### INFORMATION SHOWN
--------
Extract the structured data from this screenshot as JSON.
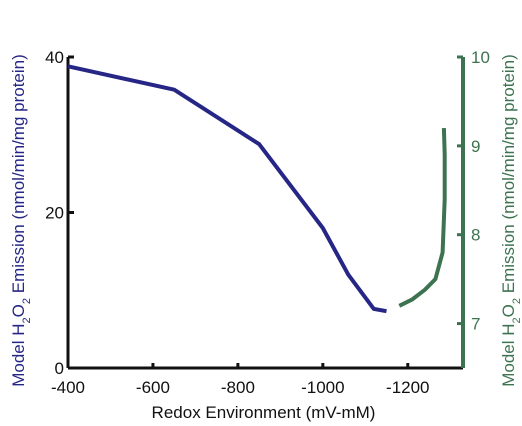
{
  "chart_data": {
    "type": "line",
    "title": "",
    "xlabel": "Redox Environment (mV-mM)",
    "ylabel_left_parts": [
      "Model H",
      "2",
      "O",
      "2",
      " Emission (nmol/min/mg protein)"
    ],
    "ylabel_right_parts": [
      "Model H",
      "2",
      "O",
      "2",
      " Emission (nmol/min/mg protein)"
    ],
    "xlim": [
      -400,
      -1330
    ],
    "ylim_left": [
      0,
      40
    ],
    "ylim_right": [
      6.5,
      10
    ],
    "x_ticks": [
      -400,
      -600,
      -800,
      -1000,
      -1200
    ],
    "x_tick_labels": [
      "-400",
      "-600",
      "-800",
      "-1000",
      "-1200"
    ],
    "y_left_ticks": [
      0,
      20,
      40
    ],
    "y_left_tick_labels": [
      "0",
      "20",
      "40"
    ],
    "y_right_ticks": [
      7,
      8,
      9,
      10
    ],
    "y_right_tick_labels": [
      "7",
      "8",
      "9",
      "10"
    ],
    "colors": {
      "left_series": "#262686",
      "right_series": "#3d7350",
      "axis": "#111111"
    },
    "series": [
      {
        "axis": "left",
        "color": "#262686",
        "points": [
          [
            -400,
            38.8
          ],
          [
            -650,
            35.8
          ],
          [
            -850,
            28.8
          ],
          [
            -1000,
            18.0
          ],
          [
            -1060,
            12.0
          ],
          [
            -1120,
            7.6
          ],
          [
            -1150,
            7.3
          ]
        ]
      },
      {
        "axis": "right",
        "color": "#3d7350",
        "points": [
          [
            -1180,
            7.2
          ],
          [
            -1210,
            7.27
          ],
          [
            -1240,
            7.38
          ],
          [
            -1265,
            7.5
          ],
          [
            -1282,
            7.8
          ],
          [
            -1287,
            8.4
          ],
          [
            -1287,
            8.9
          ],
          [
            -1285,
            9.2
          ]
        ]
      }
    ]
  }
}
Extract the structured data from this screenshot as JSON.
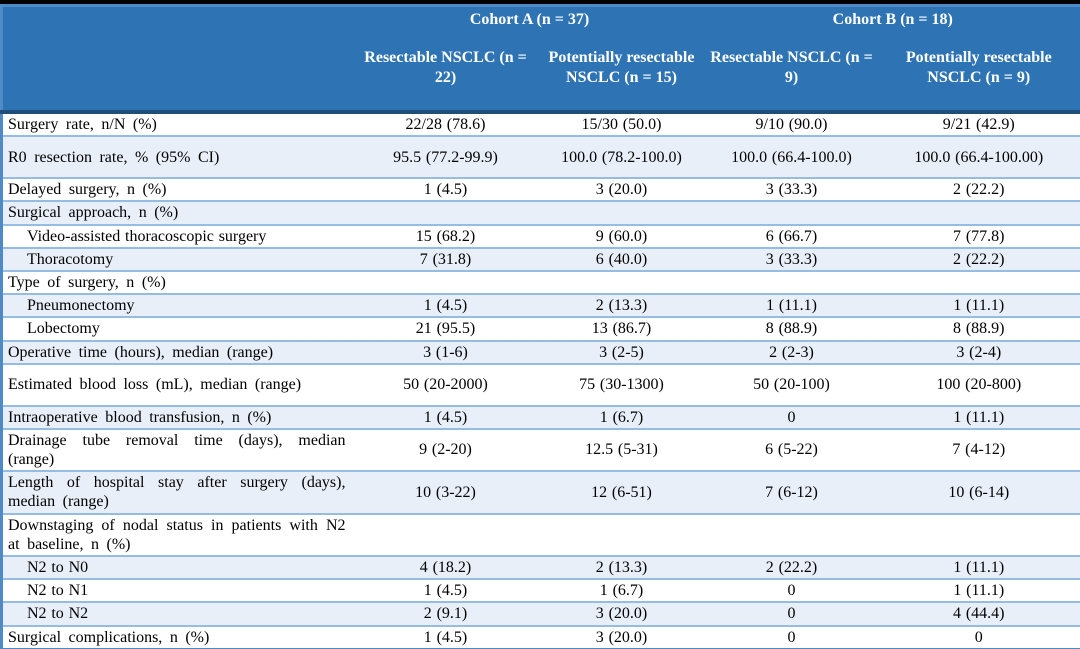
{
  "table": {
    "header": {
      "stub": "",
      "groups": [
        {
          "label": "Cohort A (n = 37)"
        },
        {
          "label": "Cohort B (n = 18)"
        }
      ],
      "columns": [
        "Resectable NSCLC (n = 22)",
        "Potentially resectable NSCLC (n = 15)",
        "Resectable NSCLC (n = 9)",
        "Potentially resectable NSCLC (n = 9)"
      ]
    },
    "rows": [
      {
        "label": "Surgery rate, n/N (%)",
        "indent": false,
        "tall": false,
        "values": [
          "22/28 (78.6)",
          "15/30 (50.0)",
          "9/10 (90.0)",
          "9/21 (42.9)"
        ]
      },
      {
        "label": "R0 resection rate, % (95% CI)",
        "indent": false,
        "tall": true,
        "values": [
          "95.5 (77.2-99.9)",
          "100.0 (78.2-100.0)",
          "100.0 (66.4-100.0)",
          "100.0 (66.4-100.00)"
        ]
      },
      {
        "label": "Delayed surgery, n (%)",
        "indent": false,
        "tall": false,
        "values": [
          "1 (4.5)",
          "3 (20.0)",
          "3 (33.3)",
          "2 (22.2)"
        ]
      },
      {
        "label": "Surgical approach, n (%)",
        "indent": false,
        "tall": false,
        "values": [
          "",
          "",
          "",
          ""
        ]
      },
      {
        "label": "Video-assisted thoracoscopic surgery",
        "indent": true,
        "tall": false,
        "values": [
          "15 (68.2)",
          "9 (60.0)",
          "6 (66.7)",
          "7 (77.8)"
        ]
      },
      {
        "label": "Thoracotomy",
        "indent": true,
        "tall": false,
        "values": [
          "7 (31.8)",
          "6 (40.0)",
          "3 (33.3)",
          "2 (22.2)"
        ]
      },
      {
        "label": "Type of surgery, n (%)",
        "indent": false,
        "tall": false,
        "values": [
          "",
          "",
          "",
          ""
        ]
      },
      {
        "label": "Pneumonectomy",
        "indent": true,
        "tall": false,
        "values": [
          "1 (4.5)",
          "2 (13.3)",
          "1 (11.1)",
          "1 (11.1)"
        ]
      },
      {
        "label": "Lobectomy",
        "indent": true,
        "tall": false,
        "values": [
          "21 (95.5)",
          "13 (86.7)",
          "8 (88.9)",
          "8 (88.9)"
        ]
      },
      {
        "label": "Operative time (hours), median (range)",
        "indent": false,
        "tall": false,
        "values": [
          "3 (1-6)",
          "3 (2-5)",
          "2 (2-3)",
          "3 (2-4)"
        ]
      },
      {
        "label": "Estimated blood loss (mL), median (range)",
        "indent": false,
        "tall": true,
        "values": [
          "50 (20-2000)",
          "75 (30-1300)",
          "50 (20-100)",
          "100 (20-800)"
        ]
      },
      {
        "label": "Intraoperative blood transfusion, n (%)",
        "indent": false,
        "tall": false,
        "values": [
          "1 (4.5)",
          "1 (6.7)",
          "0",
          "1 (11.1)"
        ]
      },
      {
        "label": "Drainage tube removal time (days), median (range)",
        "indent": false,
        "tall": true,
        "values": [
          "9 (2-20)",
          "12.5 (5-31)",
          "6 (5-22)",
          "7 (4-12)"
        ]
      },
      {
        "label": "Length of hospital stay after surgery (days), median (range)",
        "indent": false,
        "tall": true,
        "values": [
          "10 (3-22)",
          "12 (6-51)",
          "7 (6-12)",
          "10 (6-14)"
        ]
      },
      {
        "label": "Downstaging of nodal status in patients with N2 at baseline, n (%)",
        "indent": false,
        "tall": true,
        "values": [
          "",
          "",
          "",
          ""
        ]
      },
      {
        "label": "N2 to N0",
        "indent": true,
        "tall": false,
        "values": [
          "4 (18.2)",
          "2 (13.3)",
          "2 (22.2)",
          "1 (11.1)"
        ]
      },
      {
        "label": "N2 to N1",
        "indent": true,
        "tall": false,
        "values": [
          "1 (4.5)",
          "1 (6.7)",
          "0",
          "1 (11.1)"
        ]
      },
      {
        "label": "N2 to N2",
        "indent": true,
        "tall": false,
        "values": [
          "2 (9.1)",
          "3 (20.0)",
          "0",
          "4 (44.4)"
        ]
      },
      {
        "label": "Surgical complications, n (%)",
        "indent": false,
        "tall": false,
        "values": [
          "1 (4.5)",
          "3 (20.0)",
          "0",
          "0"
        ]
      }
    ]
  },
  "colors": {
    "header_blue": "#2E74B5",
    "outer_border": "#4E8AC8",
    "navy_divider": "#1F4E79",
    "row_border": "#95BDE4",
    "row_shade": "#E9EFF8",
    "page_background": "#000000",
    "header_text": "#FFFFFF",
    "body_text": "#000000"
  }
}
--------
### WHAT IS REQUIRED
Every line of the material above must be written out exactly, with no pictures.

### WRITTEN RESPONSE
Extract the structured data from this screenshot as JSON.
{
  "chart_data": {
    "type": "line",
    "title": "",
    "xlabel": "Redox Environment (mV-mM)",
    "ylabel_left_parts": [
      "Model H",
      "2",
      "O",
      "2",
      " Emission (nmol/min/mg protein)"
    ],
    "ylabel_right_parts": [
      "Model H",
      "2",
      "O",
      "2",
      " Emission (nmol/min/mg protein)"
    ],
    "xlim": [
      -400,
      -1330
    ],
    "ylim_left": [
      0,
      40
    ],
    "ylim_right": [
      6.5,
      10
    ],
    "x_ticks": [
      -400,
      -600,
      -800,
      -1000,
      -1200
    ],
    "x_tick_labels": [
      "-400",
      "-600",
      "-800",
      "-1000",
      "-1200"
    ],
    "y_left_ticks": [
      0,
      20,
      40
    ],
    "y_left_tick_labels": [
      "0",
      "20",
      "40"
    ],
    "y_right_ticks": [
      7,
      8,
      9,
      10
    ],
    "y_right_tick_labels": [
      "7",
      "8",
      "9",
      "10"
    ],
    "colors": {
      "left_series": "#262686",
      "right_series": "#3d7350",
      "axis": "#111111"
    },
    "series": [
      {
        "axis": "left",
        "color": "#262686",
        "points": [
          [
            -400,
            38.8
          ],
          [
            -650,
            35.8
          ],
          [
            -850,
            28.8
          ],
          [
            -1000,
            18.0
          ],
          [
            -1060,
            12.0
          ],
          [
            -1120,
            7.6
          ],
          [
            -1150,
            7.3
          ]
        ]
      },
      {
        "axis": "right",
        "color": "#3d7350",
        "points": [
          [
            -1180,
            7.2
          ],
          [
            -1210,
            7.27
          ],
          [
            -1240,
            7.38
          ],
          [
            -1265,
            7.5
          ],
          [
            -1282,
            7.8
          ],
          [
            -1287,
            8.4
          ],
          [
            -1287,
            8.9
          ],
          [
            -1285,
            9.2
          ]
        ]
      }
    ]
  }
}
Extract the structured data from this screenshot as JSON.
{
  "table": {
    "header": {
      "stub": "",
      "groups": [
        {
          "label": "Cohort A (n = 37)"
        },
        {
          "label": "Cohort B (n = 18)"
        }
      ],
      "columns": [
        "Resectable NSCLC (n = 22)",
        "Potentially resectable NSCLC (n = 15)",
        "Resectable NSCLC (n = 9)",
        "Potentially resectable NSCLC (n = 9)"
      ]
    },
    "rows": [
      {
        "label": "Surgery rate, n/N (%)",
        "indent": false,
        "tall": false,
        "values": [
          "22/28 (78.6)",
          "15/30 (50.0)",
          "9/10 (90.0)",
          "9/21 (42.9)"
        ]
      },
      {
        "label": "R0 resection rate, % (95% CI)",
        "indent": false,
        "tall": true,
        "values": [
          "95.5 (77.2-99.9)",
          "100.0 (78.2-100.0)",
          "100.0 (66.4-100.0)",
          "100.0 (66.4-100.00)"
        ]
      },
      {
        "label": "Delayed surgery, n (%)",
        "indent": false,
        "tall": false,
        "values": [
          "1 (4.5)",
          "3 (20.0)",
          "3 (33.3)",
          "2 (22.2)"
        ]
      },
      {
        "label": "Surgical approach, n (%)",
        "indent": false,
        "tall": false,
        "values": [
          "",
          "",
          "",
          ""
        ]
      },
      {
        "label": "Video-assisted thoracoscopic surgery",
        "indent": true,
        "tall": false,
        "values": [
          "15 (68.2)",
          "9 (60.0)",
          "6 (66.7)",
          "7 (77.8)"
        ]
      },
      {
        "label": "Thoracotomy",
        "indent": true,
        "tall": false,
        "values": [
          "7 (31.8)",
          "6 (40.0)",
          "3 (33.3)",
          "2 (22.2)"
        ]
      },
      {
        "label": "Type of surgery, n (%)",
        "indent": false,
        "tall": false,
        "values": [
          "",
          "",
          "",
          ""
        ]
      },
      {
        "label": "Pneumonectomy",
        "indent": true,
        "tall": false,
        "values": [
          "1 (4.5)",
          "2 (13.3)",
          "1 (11.1)",
          "1 (11.1)"
        ]
      },
      {
        "label": "Lobectomy",
        "indent": true,
        "tall": false,
        "values": [
          "21 (95.5)",
          "13 (86.7)",
          "8 (88.9)",
          "8 (88.9)"
        ]
      },
      {
        "label": "Operative time (hours), median (range)",
        "indent": false,
        "tall": false,
        "values": [
          "3 (1-6)",
          "3 (2-5)",
          "2 (2-3)",
          "3 (2-4)"
        ]
      },
      {
        "label": "Estimated blood loss (mL), median (range)",
        "indent": false,
        "tall": true,
        "values": [
          "50 (20-2000)",
          "75 (30-1300)",
          "50 (20-100)",
          "100 (20-800)"
        ]
      },
      {
        "label": "Intraoperative blood transfusion, n (%)",
        "indent": false,
        "tall": false,
        "values": [
          "1 (4.5)",
          "1 (6.7)",
          "0",
          "1 (11.1)"
        ]
      },
      {
        "label": "Drainage tube removal time (days), median (range)",
        "indent": false,
        "tall": true,
        "values": [
          "9 (2-20)",
          "12.5 (5-31)",
          "6 (5-22)",
          "7 (4-12)"
        ]
      },
      {
        "label": "Length of hospital stay after surgery (days), median (range)",
        "indent": false,
        "tall": true,
        "values": [
          "10 (3-22)",
          "12 (6-51)",
          "7 (6-12)",
          "10 (6-14)"
        ]
      },
      {
        "label": "Downstaging of nodal status in patients with N2 at baseline, n (%)",
        "indent": false,
        "tall": true,
        "values": [
          "",
          "",
          "",
          ""
        ]
      },
      {
        "label": "N2 to N0",
        "indent": true,
        "tall": false,
        "values": [
          "4 (18.2)",
          "2 (13.3)",
          "2 (22.2)",
          "1 (11.1)"
        ]
      },
      {
        "label": "N2 to N1",
        "indent": true,
        "tall": false,
        "values": [
          "1 (4.5)",
          "1 (6.7)",
          "0",
          "1 (11.1)"
        ]
      },
      {
        "label": "N2 to N2",
        "indent": true,
        "tall": false,
        "values": [
          "2 (9.1)",
          "3 (20.0)",
          "0",
          "4 (44.4)"
        ]
      },
      {
        "label": "Surgical complications, n (%)",
        "indent": false,
        "tall": false,
        "values": [
          "1 (4.5)",
          "3 (20.0)",
          "0",
          "0"
        ]
      }
    ]
  },
  "colors": {
    "header_blue": "#2E74B5",
    "outer_border": "#4E8AC8",
    "navy_divider": "#1F4E79",
    "row_border": "#95BDE4",
    "row_shade": "#E9EFF8",
    "page_background": "#000000",
    "header_text": "#FFFFFF",
    "body_text": "#000000"
  }
}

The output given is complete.